Now as the angelic St. Thomas, following the great St. Denis, says excellently well, beauty and goodness though in some things they agree, yet still are not one and the same thing: for good is that which pleases the appetite and will, beauty that which pleases the understanding or knowledge; or, in other words, good is that which gives pleasure when we enjoy it, beauty that, which gives pleasure when we know it. For which cause in proper speech we only attribute corporal beauty to the objects of those two senses which are the most intellectual and most in the service of the understanding — namely, sight and hearing, so that we do not say, these are beautiful odours or beautiful tastes: but we rightly say, these are beautiful voices and beautiful colours.

 

The beautiful then being called beautiful, because the knowledge thereof gives pleasure, it is requisite that besides the union and the distinction, the integrity, the order, and the agreement of its parts, there should be also splendour and brightness that it may be knowable and visible. Voices to be beautiful must be clear and true; discourses intelligible; colours brilliant and shining. Obscurity, shade and darkness are ugly and disfigure all things, because in them nothing is knowable, neither order, distinction, union nor agreement; which caused St. Denis to say, that "God as the sovereign beauty is author of the beautiful harmony, beautiful lustre and good grace which is found in all things, making the distribution and decomposition of his one ray of beauty spread out, as light, to make all things beautiful,'' willing that to compose beauty there should be agreement, clearness and good grace.

 

Certainly, Theotimus, beauty is without effect, unprofitable and dead, if light and splendour do not make it lively and effective, whence we term colours lively when they have light and lustre.

DATASET EXTRACT:
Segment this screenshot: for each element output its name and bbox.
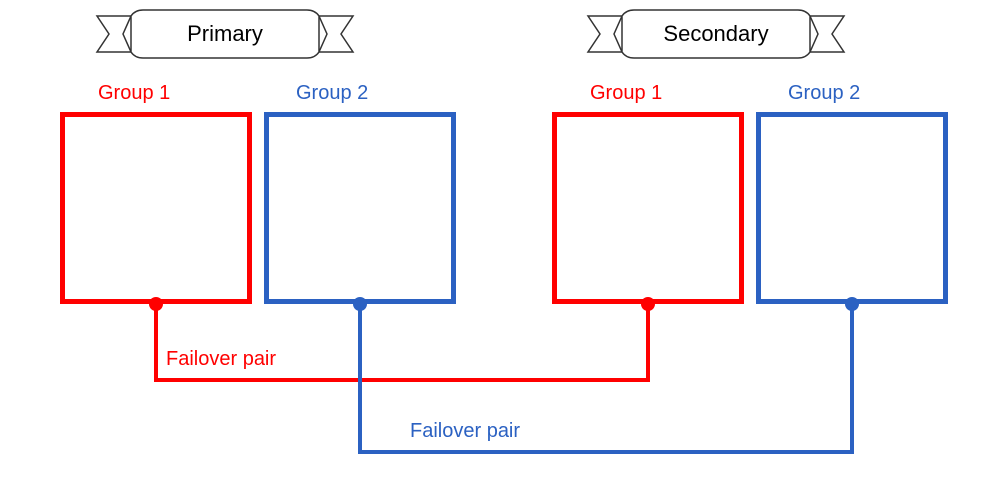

THINGS TO DO:
(1) In the passage on beauty, to the objects of which two senses do we properly attribute corporal beauty?
(2) Render this sentence from the passage on beauty into French: "Voices to be beautiful must be clear and true; discourses intelligible; colours brilliant and shining."
(3) Carry the passage on beauty forward from its final sentence, keeping its voice and line of thought.

SOLVED PROBLEMS:
(1) Sight and hearing.

(2) Pour être belles, les voix doivent être claires et justes ; les discours, intelligibles ; les couleurs, brillantes et éclatantes.

(3)
 

But as to animated and living things their beauty is not complete without good grace, which, besides the agreement of perfect parts which makes beauty, adds the harmony of move­ments, gestures and actions, which is as it were the life and soul of the beauty of living things. Thus, in the sovereign beauty of our God, we acknowledge union, yea, unity of essence in the distinction of persons, with an infinite glory, together with an incomprehensible harmony of all perfections of actions and motions, soverignly comprised, and as one would say excellently joined and adjusted, in the most unique and simple perfection of the pure divine act, which is God Himself, immutable and invariable, as elsewhere we shall show.

 

God, therefore, having a will to make all things good and beautiful, reduced the multitude and distinction of the same to a perfect unity, and, as man would say, brought them all under a monarchy, making a subordination of one thing to another and of all things to himself the sovereign Monarch. He reduces all our members into one body under one head, of many persons he forms a family, of many families a town, of many towns a province, of many provinces a kingdom, putting the whole kingdom under the government of one sole king. So, Theotimus, over the innumerable multitude and variety of actions, motions, feelings, inclinations, habits, passions, faculties and powers which are in man, God has established a natural monarchy in the will, which rules and commands all that is found in this little world: and God seems to have said to the will as Pharaoh said to Joseph: Thou shalt be over my house, and at the commandment of thy mouth all the people shall obey (Gen. 41:40). This dominion of the will is exercised indeed in very various ways.